>> start

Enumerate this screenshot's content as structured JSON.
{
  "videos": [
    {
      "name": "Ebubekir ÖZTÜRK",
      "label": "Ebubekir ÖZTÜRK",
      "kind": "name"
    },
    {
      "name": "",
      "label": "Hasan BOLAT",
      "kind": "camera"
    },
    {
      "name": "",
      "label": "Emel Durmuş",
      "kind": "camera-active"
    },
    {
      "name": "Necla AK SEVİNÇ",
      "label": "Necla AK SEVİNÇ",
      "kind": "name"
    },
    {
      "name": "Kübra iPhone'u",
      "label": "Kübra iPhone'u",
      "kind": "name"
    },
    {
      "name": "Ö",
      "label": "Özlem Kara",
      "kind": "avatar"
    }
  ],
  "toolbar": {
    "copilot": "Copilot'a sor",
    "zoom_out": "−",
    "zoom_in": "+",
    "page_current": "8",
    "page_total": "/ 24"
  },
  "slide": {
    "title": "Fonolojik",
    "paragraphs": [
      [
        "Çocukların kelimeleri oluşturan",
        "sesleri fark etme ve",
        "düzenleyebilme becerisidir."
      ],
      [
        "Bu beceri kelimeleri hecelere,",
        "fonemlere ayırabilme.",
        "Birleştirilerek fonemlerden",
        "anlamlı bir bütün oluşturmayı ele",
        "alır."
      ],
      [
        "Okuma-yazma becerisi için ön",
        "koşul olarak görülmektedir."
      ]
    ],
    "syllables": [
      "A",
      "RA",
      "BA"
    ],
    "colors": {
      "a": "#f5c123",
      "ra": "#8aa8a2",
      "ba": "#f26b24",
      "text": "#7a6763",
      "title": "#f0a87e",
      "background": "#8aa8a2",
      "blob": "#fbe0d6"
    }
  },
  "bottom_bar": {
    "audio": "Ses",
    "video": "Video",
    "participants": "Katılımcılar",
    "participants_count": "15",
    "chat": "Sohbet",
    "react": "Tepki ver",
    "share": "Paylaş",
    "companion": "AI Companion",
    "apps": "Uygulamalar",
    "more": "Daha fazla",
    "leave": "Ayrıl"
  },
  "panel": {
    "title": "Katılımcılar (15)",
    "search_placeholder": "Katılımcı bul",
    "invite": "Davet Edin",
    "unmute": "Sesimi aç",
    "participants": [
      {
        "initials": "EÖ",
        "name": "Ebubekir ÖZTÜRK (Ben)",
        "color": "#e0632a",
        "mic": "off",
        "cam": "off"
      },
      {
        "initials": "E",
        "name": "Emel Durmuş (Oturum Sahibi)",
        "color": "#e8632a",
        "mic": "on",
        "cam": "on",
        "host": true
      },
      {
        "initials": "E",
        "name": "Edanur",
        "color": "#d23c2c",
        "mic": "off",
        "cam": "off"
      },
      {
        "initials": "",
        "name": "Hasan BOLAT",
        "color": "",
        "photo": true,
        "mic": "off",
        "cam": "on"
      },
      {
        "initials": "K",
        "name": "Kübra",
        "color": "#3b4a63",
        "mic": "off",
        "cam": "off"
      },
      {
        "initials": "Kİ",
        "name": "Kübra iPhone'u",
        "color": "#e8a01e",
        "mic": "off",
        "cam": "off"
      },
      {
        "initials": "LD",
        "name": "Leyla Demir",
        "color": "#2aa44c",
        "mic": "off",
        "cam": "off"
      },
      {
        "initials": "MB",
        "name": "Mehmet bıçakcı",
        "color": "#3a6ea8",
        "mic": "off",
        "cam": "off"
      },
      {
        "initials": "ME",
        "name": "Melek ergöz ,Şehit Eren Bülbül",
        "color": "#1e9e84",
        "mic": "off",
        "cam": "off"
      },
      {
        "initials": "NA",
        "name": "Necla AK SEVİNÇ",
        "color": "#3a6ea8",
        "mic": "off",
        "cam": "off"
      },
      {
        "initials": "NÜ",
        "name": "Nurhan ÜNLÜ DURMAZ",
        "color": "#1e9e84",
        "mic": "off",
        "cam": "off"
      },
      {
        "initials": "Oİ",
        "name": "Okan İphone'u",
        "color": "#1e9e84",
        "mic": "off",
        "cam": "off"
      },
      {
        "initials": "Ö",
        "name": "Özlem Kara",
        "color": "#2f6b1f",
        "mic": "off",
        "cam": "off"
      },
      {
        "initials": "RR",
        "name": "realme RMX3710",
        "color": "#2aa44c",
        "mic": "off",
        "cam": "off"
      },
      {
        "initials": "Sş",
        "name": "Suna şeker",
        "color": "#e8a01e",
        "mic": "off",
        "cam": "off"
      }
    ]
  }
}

>> end

Short exercise
Go through the lines above. Select every one that has the string "iPhone".

Task response
      "name": "Kübra iPhone'u",
      "label": "Kübra iPhone'u",
        "name": "Kübra iPhone'u",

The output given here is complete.